§ REQUIREMENT
Please transcribe the data below exactly. Leave the pictures out.

§ STORED DATA
**********

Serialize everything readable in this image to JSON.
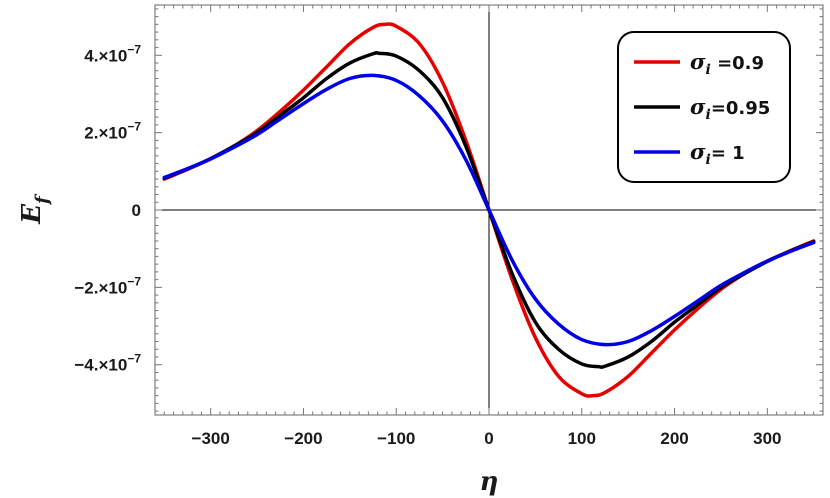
{
  "chart_data": {
    "type": "line",
    "xlabel": "η",
    "ylabel_base": "E",
    "ylabel_sub": "f",
    "xlim": [
      -360,
      360
    ],
    "ylim": [
      -5.3e-07,
      5.3e-07
    ],
    "x_ticks": [
      {
        "value": -300,
        "label": "−300"
      },
      {
        "value": -200,
        "label": "−200"
      },
      {
        "value": -100,
        "label": "−100"
      },
      {
        "value": 0,
        "label": "0"
      },
      {
        "value": 100,
        "label": "100"
      },
      {
        "value": 200,
        "label": "200"
      },
      {
        "value": 300,
        "label": "300"
      }
    ],
    "y_ticks": [
      {
        "value": 4e-07,
        "mant": "4.×10",
        "exp": "−7"
      },
      {
        "value": 2e-07,
        "mant": "2.×10",
        "exp": "−7"
      },
      {
        "value": 0,
        "mant": "0",
        "exp": ""
      },
      {
        "value": -2e-07,
        "mant": "−2.×10",
        "exp": "−7"
      },
      {
        "value": -4e-07,
        "mant": "−4.×10",
        "exp": "−7"
      }
    ],
    "grid": false,
    "legend_position": "top-right",
    "series": [
      {
        "name": "σi =0.9",
        "legend_sub": "i",
        "legend_rest": " =0.9",
        "color": "#e60000",
        "x": [
          -350,
          -325,
          -300,
          -275,
          -250,
          -225,
          -200,
          -175,
          -150,
          -125,
          -112,
          -100,
          -75,
          -50,
          -25,
          0,
          25,
          50,
          75,
          100,
          112,
          125,
          150,
          175,
          200,
          225,
          250,
          275,
          300,
          325,
          350
        ],
        "y": [
          8e-08,
          1.05e-07,
          1.32e-07,
          1.65e-07,
          2.05e-07,
          2.55e-07,
          3.1e-07,
          3.7e-07,
          4.3e-07,
          4.72e-07,
          4.8e-07,
          4.75e-07,
          4.3e-07,
          3.3e-07,
          1.8e-07,
          0,
          -1.8e-07,
          -3.3e-07,
          -4.3e-07,
          -4.75e-07,
          -4.8e-07,
          -4.72e-07,
          -4.3e-07,
          -3.7e-07,
          -3.1e-07,
          -2.55e-07,
          -2.05e-07,
          -1.65e-07,
          -1.32e-07,
          -1.05e-07,
          -8e-08
        ]
      },
      {
        "name": "σi=0.95",
        "legend_sub": "i",
        "legend_rest": "=0.95",
        "color": "#000000",
        "x": [
          -350,
          -325,
          -300,
          -275,
          -250,
          -225,
          -200,
          -175,
          -150,
          -125,
          -118,
          -100,
          -75,
          -50,
          -25,
          0,
          25,
          50,
          75,
          100,
          118,
          125,
          150,
          175,
          200,
          225,
          250,
          275,
          300,
          325,
          350
        ],
        "y": [
          8.2e-08,
          1.06e-07,
          1.33e-07,
          1.65e-07,
          2e-07,
          2.45e-07,
          2.9e-07,
          3.4e-07,
          3.8e-07,
          4.04e-07,
          4.05e-07,
          3.98e-07,
          3.6e-07,
          2.9e-07,
          1.65e-07,
          0,
          -1.65e-07,
          -2.9e-07,
          -3.6e-07,
          -3.98e-07,
          -4.05e-07,
          -4.04e-07,
          -3.8e-07,
          -3.4e-07,
          -2.9e-07,
          -2.45e-07,
          -2e-07,
          -1.65e-07,
          -1.33e-07,
          -1.06e-07,
          -8.2e-08
        ]
      },
      {
        "name": "σi= 1",
        "legend_sub": "i",
        "legend_rest": "= 1",
        "color": "#0000e6",
        "x": [
          -350,
          -325,
          -300,
          -275,
          -250,
          -225,
          -200,
          -175,
          -150,
          -125,
          -100,
          -75,
          -50,
          -25,
          0,
          25,
          50,
          75,
          100,
          125,
          150,
          175,
          200,
          225,
          250,
          275,
          300,
          325,
          350
        ],
        "y": [
          8.4e-08,
          1.07e-07,
          1.32e-07,
          1.62e-07,
          1.95e-07,
          2.35e-07,
          2.75e-07,
          3.12e-07,
          3.4e-07,
          3.48e-07,
          3.35e-07,
          2.95e-07,
          2.3e-07,
          1.3e-07,
          0,
          -1.3e-07,
          -2.3e-07,
          -2.95e-07,
          -3.35e-07,
          -3.48e-07,
          -3.4e-07,
          -3.12e-07,
          -2.75e-07,
          -2.35e-07,
          -1.95e-07,
          -1.62e-07,
          -1.32e-07,
          -1.07e-07,
          -8.4e-08
        ]
      }
    ]
  }
}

**********

§ SOLUTION FOR THIS TASK
Serialize everything readable in this image to JSON.
{
  "chart_data": {
    "type": "line",
    "xlabel": "η",
    "ylabel_base": "E",
    "ylabel_sub": "f",
    "xlim": [
      -360,
      360
    ],
    "ylim": [
      -5.3e-07,
      5.3e-07
    ],
    "x_ticks": [
      {
        "value": -300,
        "label": "−300"
      },
      {
        "value": -200,
        "label": "−200"
      },
      {
        "value": -100,
        "label": "−100"
      },
      {
        "value": 0,
        "label": "0"
      },
      {
        "value": 100,
        "label": "100"
      },
      {
        "value": 200,
        "label": "200"
      },
      {
        "value": 300,
        "label": "300"
      }
    ],
    "y_ticks": [
      {
        "value": 4e-07,
        "mant": "4.×10",
        "exp": "−7"
      },
      {
        "value": 2e-07,
        "mant": "2.×10",
        "exp": "−7"
      },
      {
        "value": 0,
        "mant": "0",
        "exp": ""
      },
      {
        "value": -2e-07,
        "mant": "−2.×10",
        "exp": "−7"
      },
      {
        "value": -4e-07,
        "mant": "−4.×10",
        "exp": "−7"
      }
    ],
    "grid": false,
    "legend_position": "top-right",
    "series": [
      {
        "name": "σi =0.9",
        "legend_sub": "i",
        "legend_rest": " =0.9",
        "color": "#e60000",
        "x": [
          -350,
          -325,
          -300,
          -275,
          -250,
          -225,
          -200,
          -175,
          -150,
          -125,
          -112,
          -100,
          -75,
          -50,
          -25,
          0,
          25,
          50,
          75,
          100,
          112,
          125,
          150,
          175,
          200,
          225,
          250,
          275,
          300,
          325,
          350
        ],
        "y": [
          8e-08,
          1.05e-07,
          1.32e-07,
          1.65e-07,
          2.05e-07,
          2.55e-07,
          3.1e-07,
          3.7e-07,
          4.3e-07,
          4.72e-07,
          4.8e-07,
          4.75e-07,
          4.3e-07,
          3.3e-07,
          1.8e-07,
          0,
          -1.8e-07,
          -3.3e-07,
          -4.3e-07,
          -4.75e-07,
          -4.8e-07,
          -4.72e-07,
          -4.3e-07,
          -3.7e-07,
          -3.1e-07,
          -2.55e-07,
          -2.05e-07,
          -1.65e-07,
          -1.32e-07,
          -1.05e-07,
          -8e-08
        ]
      },
      {
        "name": "σi=0.95",
        "legend_sub": "i",
        "legend_rest": "=0.95",
        "color": "#000000",
        "x": [
          -350,
          -325,
          -300,
          -275,
          -250,
          -225,
          -200,
          -175,
          -150,
          -125,
          -118,
          -100,
          -75,
          -50,
          -25,
          0,
          25,
          50,
          75,
          100,
          118,
          125,
          150,
          175,
          200,
          225,
          250,
          275,
          300,
          325,
          350
        ],
        "y": [
          8.2e-08,
          1.06e-07,
          1.33e-07,
          1.65e-07,
          2e-07,
          2.45e-07,
          2.9e-07,
          3.4e-07,
          3.8e-07,
          4.04e-07,
          4.05e-07,
          3.98e-07,
          3.6e-07,
          2.9e-07,
          1.65e-07,
          0,
          -1.65e-07,
          -2.9e-07,
          -3.6e-07,
          -3.98e-07,
          -4.05e-07,
          -4.04e-07,
          -3.8e-07,
          -3.4e-07,
          -2.9e-07,
          -2.45e-07,
          -2e-07,
          -1.65e-07,
          -1.33e-07,
          -1.06e-07,
          -8.2e-08
        ]
      },
      {
        "name": "σi= 1",
        "legend_sub": "i",
        "legend_rest": "= 1",
        "color": "#0000e6",
        "x": [
          -350,
          -325,
          -300,
          -275,
          -250,
          -225,
          -200,
          -175,
          -150,
          -125,
          -100,
          -75,
          -50,
          -25,
          0,
          25,
          50,
          75,
          100,
          125,
          150,
          175,
          200,
          225,
          250,
          275,
          300,
          325,
          350
        ],
        "y": [
          8.4e-08,
          1.07e-07,
          1.32e-07,
          1.62e-07,
          1.95e-07,
          2.35e-07,
          2.75e-07,
          3.12e-07,
          3.4e-07,
          3.48e-07,
          3.35e-07,
          2.95e-07,
          2.3e-07,
          1.3e-07,
          0,
          -1.3e-07,
          -2.3e-07,
          -2.95e-07,
          -3.35e-07,
          -3.48e-07,
          -3.4e-07,
          -3.12e-07,
          -2.75e-07,
          -2.35e-07,
          -1.95e-07,
          -1.62e-07,
          -1.32e-07,
          -1.07e-07,
          -8.4e-08
        ]
      }
    ]
  }
}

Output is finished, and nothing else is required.